▸ Written problem: Write out each line from the data below that includes the word "object".

(Figure content listings)
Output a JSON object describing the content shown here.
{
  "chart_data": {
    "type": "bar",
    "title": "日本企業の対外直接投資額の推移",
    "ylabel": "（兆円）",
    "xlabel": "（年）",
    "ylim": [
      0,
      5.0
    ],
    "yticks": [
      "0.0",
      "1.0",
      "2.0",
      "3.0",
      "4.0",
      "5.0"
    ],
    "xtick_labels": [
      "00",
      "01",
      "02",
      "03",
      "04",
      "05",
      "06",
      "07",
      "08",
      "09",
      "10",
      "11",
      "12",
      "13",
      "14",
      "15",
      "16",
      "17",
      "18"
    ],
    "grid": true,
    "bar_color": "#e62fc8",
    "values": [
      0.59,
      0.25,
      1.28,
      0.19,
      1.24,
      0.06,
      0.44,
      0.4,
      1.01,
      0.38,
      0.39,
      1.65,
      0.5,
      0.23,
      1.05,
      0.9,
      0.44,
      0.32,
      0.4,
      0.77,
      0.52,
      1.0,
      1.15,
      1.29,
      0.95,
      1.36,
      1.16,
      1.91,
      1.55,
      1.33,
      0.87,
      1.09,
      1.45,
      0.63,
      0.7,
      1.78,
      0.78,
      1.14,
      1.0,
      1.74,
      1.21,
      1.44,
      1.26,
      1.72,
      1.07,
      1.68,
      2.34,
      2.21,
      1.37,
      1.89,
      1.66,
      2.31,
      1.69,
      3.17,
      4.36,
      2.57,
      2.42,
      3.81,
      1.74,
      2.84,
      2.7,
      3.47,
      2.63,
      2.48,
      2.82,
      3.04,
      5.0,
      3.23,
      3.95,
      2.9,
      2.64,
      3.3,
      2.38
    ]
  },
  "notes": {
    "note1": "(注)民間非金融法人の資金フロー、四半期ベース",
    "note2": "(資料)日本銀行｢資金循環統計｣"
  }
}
* * *
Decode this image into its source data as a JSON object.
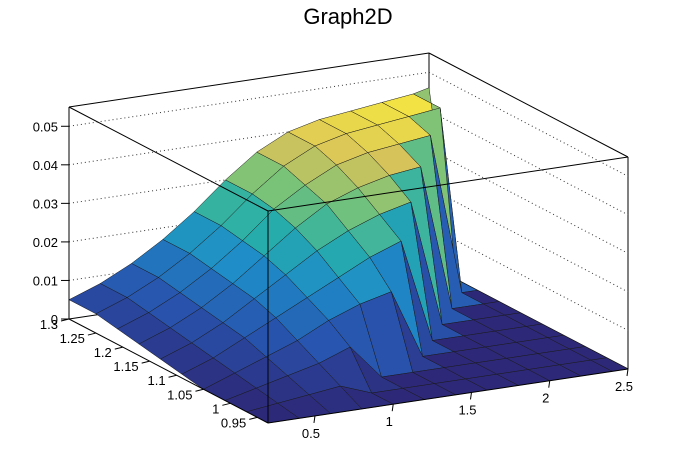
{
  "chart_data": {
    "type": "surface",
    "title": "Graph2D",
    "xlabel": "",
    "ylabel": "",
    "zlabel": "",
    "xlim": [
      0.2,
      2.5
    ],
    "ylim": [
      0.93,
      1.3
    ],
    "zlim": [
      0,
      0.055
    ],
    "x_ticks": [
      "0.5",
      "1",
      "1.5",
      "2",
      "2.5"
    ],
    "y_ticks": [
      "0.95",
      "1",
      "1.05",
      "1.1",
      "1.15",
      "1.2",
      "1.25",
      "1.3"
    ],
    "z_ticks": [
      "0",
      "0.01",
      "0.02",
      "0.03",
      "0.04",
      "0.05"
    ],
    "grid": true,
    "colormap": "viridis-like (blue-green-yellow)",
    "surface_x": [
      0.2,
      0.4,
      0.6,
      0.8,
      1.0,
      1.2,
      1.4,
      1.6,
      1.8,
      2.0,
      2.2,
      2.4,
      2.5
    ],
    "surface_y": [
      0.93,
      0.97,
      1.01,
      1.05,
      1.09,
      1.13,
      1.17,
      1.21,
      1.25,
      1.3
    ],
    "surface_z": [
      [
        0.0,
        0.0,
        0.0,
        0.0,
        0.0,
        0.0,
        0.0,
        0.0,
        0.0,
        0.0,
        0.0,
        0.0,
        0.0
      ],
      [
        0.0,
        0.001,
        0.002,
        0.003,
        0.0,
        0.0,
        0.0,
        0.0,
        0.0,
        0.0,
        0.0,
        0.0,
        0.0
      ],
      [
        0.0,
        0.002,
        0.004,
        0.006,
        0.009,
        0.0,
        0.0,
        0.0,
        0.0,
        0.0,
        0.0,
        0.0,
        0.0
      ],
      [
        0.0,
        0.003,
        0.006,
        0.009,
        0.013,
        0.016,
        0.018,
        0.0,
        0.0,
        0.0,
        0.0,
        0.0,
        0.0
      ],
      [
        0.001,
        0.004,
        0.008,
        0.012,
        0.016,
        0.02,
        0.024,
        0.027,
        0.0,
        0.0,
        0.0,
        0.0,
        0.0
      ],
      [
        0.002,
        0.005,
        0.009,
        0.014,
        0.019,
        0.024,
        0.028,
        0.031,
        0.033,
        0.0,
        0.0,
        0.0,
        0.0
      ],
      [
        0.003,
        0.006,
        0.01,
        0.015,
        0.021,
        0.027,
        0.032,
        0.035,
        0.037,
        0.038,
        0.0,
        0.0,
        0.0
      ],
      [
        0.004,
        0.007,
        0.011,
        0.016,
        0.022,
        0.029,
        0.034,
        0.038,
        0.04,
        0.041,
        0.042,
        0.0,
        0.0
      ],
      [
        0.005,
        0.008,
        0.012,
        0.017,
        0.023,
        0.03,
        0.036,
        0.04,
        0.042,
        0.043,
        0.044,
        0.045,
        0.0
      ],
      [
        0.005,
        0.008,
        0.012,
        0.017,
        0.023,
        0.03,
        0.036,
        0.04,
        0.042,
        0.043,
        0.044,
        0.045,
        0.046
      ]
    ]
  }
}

▸ Result of this exercise:
Output a JSON object describing the content shown here.
Decode this image into its source data as a JSON object.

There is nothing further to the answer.